**Page text**.
Segment Open

MicroBooNE is a neutrino experiment at Fermilab that is investigating neutrino properties and interactions using the Fermilab booster neutrino beam. It is a follow-up experiment to the MiniBooNE experiment, which also ran in the Fermilab booster neutrino beam. MiniBooNE observed an enhanced number of low energy events over expectation with characteristics that imply the events have an outgoing electron or photon. Since electron neutrinos produce electrons in their charged current interactions, one interpretation is that these extra events are due to more electron neutrino interactions than expectation. An alternative explanation is that they are due to an unexpected number of neutrino events producing photons in the final state. In either case, the anomalous MiniBooNE signal may be from some type of new physics either within or beyond the current particle physics model.

MicroBooNE has the capability to detect and study neutrino interactions using a time projection chamber (TPC) filled with 175 tons of liquid argon. This detector has excellent spatial and energy resolution and is able to differentiate between an electron from an electron neutrino interaction and a photon from other types of neutrino interactions; an electron produces an ionization trace originating at the main interaction vertex, while a photon travels some distance from the vertex before converting to an e+e- pair and producing a trace. MicroBooNE’s superb pattern recognition capabilities also allow improved measurements of several neutrino cross sections. MicroBooNE is also be a test setup for future very large (~10-100 kton) liquid argon detectors, such as DUNE, which is planned for studies of CP violation in neutrino interactions, baryon number violation through proton decay searches, and supernova neutrino detection. MicroBooNE provides R&D on liquid argon purity, mechanical configurations and electronic readout designs.

Segment Closed

**Problem to work on**. According to the MicroBooNE description, how much liquid argon fills the experiment's time projection chamber? Rely solely on the MicroBooNE description when answering.

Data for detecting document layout
Segment Open

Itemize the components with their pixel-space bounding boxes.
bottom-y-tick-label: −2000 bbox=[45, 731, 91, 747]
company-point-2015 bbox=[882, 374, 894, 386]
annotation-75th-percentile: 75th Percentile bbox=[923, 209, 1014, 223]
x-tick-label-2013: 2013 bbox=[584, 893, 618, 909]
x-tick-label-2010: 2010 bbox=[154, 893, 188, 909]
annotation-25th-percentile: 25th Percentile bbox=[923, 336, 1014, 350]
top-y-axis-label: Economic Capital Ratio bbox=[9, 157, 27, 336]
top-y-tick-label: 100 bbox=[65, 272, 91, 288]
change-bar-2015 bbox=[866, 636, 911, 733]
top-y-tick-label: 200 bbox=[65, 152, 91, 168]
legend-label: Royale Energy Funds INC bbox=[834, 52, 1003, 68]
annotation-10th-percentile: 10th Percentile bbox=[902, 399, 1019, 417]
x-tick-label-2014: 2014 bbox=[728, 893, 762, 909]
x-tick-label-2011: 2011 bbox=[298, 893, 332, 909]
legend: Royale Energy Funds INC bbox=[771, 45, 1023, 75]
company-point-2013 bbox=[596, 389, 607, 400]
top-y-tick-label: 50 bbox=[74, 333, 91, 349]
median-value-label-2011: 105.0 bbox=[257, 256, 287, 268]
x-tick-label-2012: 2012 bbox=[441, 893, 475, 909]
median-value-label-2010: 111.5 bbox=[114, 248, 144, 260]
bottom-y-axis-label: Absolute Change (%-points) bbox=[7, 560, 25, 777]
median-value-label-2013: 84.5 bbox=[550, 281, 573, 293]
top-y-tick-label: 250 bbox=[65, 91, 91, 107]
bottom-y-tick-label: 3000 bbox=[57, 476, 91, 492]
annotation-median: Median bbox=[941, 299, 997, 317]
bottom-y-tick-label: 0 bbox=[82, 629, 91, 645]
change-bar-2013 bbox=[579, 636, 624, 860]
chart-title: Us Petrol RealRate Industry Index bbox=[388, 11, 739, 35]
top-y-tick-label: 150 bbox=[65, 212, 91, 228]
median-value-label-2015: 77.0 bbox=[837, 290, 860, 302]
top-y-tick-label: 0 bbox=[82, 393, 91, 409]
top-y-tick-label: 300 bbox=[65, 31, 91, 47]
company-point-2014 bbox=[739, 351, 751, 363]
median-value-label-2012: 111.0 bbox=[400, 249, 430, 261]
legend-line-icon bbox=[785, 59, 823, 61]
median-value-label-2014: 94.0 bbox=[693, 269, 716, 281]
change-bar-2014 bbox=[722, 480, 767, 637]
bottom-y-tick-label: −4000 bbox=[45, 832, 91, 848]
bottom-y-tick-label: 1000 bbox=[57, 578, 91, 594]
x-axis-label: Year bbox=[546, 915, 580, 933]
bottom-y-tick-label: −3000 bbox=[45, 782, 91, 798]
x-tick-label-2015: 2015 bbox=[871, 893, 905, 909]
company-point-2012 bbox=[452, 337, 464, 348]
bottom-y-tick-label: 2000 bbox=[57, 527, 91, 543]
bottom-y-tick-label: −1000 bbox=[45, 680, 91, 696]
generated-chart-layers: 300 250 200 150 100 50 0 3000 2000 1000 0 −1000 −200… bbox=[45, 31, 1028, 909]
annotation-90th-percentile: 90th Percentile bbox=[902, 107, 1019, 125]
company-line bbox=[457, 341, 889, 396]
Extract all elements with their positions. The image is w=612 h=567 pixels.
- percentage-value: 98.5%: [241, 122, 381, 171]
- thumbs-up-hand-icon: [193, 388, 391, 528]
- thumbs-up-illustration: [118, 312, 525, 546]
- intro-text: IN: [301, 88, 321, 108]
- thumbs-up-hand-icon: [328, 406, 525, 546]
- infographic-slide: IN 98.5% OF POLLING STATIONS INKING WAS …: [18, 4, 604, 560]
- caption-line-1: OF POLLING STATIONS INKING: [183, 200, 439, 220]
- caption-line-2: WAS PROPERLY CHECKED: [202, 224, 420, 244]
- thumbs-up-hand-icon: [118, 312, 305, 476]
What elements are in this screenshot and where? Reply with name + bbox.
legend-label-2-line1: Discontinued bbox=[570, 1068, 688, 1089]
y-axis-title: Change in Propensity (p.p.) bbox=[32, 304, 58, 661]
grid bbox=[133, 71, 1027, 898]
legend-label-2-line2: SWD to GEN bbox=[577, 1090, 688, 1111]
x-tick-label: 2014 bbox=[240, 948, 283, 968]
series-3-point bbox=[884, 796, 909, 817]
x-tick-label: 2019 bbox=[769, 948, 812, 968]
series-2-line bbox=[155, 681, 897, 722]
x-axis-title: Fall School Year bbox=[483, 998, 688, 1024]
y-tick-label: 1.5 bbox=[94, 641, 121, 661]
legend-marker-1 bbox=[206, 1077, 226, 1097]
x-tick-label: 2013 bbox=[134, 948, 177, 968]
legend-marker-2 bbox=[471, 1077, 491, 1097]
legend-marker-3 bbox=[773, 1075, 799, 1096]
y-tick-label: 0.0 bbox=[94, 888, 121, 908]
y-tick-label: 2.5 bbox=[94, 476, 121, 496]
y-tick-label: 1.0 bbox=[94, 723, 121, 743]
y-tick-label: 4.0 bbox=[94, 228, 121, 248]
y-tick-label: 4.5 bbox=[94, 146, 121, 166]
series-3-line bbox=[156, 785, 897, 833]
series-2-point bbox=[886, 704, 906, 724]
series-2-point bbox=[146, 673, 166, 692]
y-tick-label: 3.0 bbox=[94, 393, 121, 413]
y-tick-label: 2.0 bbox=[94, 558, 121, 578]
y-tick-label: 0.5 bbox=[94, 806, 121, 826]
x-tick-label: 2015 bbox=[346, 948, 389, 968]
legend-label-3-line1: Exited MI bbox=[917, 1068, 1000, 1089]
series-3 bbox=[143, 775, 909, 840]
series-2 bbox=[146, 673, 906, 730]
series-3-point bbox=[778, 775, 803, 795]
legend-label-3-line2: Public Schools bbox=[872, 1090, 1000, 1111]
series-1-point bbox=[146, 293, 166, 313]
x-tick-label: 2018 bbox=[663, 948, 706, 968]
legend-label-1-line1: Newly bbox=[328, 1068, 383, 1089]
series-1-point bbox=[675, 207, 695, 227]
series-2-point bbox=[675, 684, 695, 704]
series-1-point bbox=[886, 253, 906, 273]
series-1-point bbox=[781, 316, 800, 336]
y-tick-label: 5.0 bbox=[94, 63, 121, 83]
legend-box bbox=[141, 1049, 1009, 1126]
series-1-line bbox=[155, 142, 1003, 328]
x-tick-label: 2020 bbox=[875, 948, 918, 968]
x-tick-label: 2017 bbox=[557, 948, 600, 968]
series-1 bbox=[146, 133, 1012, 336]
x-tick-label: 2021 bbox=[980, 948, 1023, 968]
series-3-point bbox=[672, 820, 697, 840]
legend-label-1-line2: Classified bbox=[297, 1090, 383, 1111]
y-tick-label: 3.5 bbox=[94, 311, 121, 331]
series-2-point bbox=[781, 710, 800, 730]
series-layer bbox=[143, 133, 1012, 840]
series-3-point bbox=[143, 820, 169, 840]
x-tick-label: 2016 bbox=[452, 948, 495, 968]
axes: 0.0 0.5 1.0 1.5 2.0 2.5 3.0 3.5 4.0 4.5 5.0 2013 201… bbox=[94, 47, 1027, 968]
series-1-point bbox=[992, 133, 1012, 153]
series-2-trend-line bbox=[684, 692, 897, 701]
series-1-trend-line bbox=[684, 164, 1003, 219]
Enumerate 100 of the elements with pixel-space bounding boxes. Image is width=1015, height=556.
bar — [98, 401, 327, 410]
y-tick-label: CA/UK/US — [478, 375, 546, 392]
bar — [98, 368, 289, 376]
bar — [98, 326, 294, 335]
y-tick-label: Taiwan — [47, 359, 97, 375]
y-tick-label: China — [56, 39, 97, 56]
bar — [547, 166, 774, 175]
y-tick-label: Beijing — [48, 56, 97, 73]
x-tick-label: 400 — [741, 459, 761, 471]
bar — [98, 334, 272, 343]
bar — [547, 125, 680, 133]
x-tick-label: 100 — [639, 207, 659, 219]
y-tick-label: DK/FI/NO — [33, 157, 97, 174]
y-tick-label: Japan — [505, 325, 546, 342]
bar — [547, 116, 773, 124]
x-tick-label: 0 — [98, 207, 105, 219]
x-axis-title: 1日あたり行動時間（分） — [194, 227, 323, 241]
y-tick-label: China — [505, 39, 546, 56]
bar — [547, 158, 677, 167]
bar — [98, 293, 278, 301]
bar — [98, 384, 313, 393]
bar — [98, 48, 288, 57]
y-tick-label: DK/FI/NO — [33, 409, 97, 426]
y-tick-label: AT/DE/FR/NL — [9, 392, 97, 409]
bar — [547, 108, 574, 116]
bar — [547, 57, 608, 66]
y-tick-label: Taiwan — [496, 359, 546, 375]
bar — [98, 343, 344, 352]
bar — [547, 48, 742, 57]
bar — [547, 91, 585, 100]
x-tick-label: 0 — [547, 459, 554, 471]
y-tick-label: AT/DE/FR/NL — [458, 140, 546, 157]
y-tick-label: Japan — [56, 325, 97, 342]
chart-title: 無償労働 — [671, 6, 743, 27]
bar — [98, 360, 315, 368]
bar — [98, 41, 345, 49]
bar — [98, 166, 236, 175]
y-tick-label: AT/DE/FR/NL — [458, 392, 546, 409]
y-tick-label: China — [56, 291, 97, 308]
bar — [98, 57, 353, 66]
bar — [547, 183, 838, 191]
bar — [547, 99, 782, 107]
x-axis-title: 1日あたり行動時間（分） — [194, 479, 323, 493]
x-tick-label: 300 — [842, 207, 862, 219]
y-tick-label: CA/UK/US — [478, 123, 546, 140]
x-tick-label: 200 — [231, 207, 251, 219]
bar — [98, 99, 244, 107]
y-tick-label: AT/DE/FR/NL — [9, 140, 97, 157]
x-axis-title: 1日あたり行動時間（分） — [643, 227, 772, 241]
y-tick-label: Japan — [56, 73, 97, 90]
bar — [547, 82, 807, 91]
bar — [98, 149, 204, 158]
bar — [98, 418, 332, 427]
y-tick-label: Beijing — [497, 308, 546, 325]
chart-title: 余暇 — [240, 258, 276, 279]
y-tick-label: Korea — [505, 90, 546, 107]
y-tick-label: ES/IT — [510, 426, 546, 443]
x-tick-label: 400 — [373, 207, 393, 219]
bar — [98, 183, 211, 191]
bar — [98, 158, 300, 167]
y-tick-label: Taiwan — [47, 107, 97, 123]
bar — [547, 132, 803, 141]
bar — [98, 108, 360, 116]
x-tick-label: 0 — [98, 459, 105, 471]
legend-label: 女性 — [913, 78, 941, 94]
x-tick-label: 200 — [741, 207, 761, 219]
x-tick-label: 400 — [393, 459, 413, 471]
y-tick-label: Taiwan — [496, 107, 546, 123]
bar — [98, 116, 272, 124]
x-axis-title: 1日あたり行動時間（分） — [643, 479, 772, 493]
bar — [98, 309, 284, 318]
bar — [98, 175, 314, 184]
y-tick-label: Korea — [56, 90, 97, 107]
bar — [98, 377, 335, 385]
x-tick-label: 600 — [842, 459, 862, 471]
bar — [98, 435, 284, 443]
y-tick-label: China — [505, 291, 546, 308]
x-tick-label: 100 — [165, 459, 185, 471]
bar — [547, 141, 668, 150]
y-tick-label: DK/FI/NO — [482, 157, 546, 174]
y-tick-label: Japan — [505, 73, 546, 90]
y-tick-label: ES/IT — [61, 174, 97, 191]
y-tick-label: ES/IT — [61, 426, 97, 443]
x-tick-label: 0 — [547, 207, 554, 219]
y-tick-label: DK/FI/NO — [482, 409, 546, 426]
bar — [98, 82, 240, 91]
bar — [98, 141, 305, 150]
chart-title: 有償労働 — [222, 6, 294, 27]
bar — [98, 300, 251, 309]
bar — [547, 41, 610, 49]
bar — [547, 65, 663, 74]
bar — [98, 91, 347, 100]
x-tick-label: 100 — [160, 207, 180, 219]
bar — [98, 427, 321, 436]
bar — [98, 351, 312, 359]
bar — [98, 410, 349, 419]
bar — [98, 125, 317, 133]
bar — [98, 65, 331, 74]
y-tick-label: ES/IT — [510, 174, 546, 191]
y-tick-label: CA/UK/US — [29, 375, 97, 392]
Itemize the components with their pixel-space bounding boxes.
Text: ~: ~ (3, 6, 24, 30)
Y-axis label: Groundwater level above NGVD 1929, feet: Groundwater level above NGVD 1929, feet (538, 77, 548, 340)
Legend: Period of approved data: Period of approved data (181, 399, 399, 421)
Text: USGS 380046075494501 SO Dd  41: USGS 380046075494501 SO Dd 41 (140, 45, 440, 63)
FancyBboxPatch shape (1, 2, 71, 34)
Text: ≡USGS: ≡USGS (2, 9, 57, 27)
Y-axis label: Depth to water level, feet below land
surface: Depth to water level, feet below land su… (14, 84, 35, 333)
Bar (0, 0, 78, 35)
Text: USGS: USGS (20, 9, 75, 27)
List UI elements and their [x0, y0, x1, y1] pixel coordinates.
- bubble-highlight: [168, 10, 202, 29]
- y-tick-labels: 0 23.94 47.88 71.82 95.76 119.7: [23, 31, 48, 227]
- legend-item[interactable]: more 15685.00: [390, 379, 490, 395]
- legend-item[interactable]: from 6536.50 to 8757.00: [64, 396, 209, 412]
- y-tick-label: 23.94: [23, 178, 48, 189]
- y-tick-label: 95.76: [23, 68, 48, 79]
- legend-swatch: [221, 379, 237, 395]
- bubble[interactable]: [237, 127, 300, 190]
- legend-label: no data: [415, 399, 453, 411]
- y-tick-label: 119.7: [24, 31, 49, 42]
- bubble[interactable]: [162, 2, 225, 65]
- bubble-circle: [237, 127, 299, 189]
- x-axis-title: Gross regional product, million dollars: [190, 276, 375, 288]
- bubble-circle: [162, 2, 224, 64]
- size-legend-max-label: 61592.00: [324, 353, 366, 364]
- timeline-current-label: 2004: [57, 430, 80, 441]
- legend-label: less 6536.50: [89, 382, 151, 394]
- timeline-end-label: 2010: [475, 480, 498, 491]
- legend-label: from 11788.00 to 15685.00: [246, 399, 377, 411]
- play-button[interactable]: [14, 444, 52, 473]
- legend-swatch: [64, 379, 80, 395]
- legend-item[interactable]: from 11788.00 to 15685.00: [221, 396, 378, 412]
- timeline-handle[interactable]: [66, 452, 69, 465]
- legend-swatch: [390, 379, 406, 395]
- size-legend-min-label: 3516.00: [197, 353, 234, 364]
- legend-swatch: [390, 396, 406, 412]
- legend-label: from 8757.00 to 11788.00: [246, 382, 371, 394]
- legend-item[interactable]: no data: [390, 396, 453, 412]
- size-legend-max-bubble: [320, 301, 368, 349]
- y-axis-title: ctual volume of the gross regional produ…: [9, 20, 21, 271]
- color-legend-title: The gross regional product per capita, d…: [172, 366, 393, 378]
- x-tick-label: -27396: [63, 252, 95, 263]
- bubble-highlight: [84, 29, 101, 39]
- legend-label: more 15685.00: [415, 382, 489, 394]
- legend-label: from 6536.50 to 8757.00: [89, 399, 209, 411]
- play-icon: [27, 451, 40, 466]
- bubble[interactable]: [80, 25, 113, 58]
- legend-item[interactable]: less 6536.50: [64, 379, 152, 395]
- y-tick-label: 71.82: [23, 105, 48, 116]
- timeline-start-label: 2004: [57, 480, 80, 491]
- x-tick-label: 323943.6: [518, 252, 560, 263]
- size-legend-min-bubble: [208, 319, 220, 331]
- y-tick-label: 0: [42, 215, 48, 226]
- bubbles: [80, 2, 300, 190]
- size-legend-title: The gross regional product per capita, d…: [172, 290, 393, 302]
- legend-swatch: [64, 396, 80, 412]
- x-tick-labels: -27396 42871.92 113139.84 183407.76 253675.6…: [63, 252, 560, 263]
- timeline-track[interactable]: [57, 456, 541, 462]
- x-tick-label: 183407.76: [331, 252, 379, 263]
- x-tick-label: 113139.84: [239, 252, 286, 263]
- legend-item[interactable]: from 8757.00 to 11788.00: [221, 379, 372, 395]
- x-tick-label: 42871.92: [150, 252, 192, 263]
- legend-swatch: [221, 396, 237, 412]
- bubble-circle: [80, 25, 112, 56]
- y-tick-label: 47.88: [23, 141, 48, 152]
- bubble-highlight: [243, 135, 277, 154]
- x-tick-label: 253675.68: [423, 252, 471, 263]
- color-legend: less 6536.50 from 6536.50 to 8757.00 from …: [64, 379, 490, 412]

Segment Closed

**Task output**. 175 tons.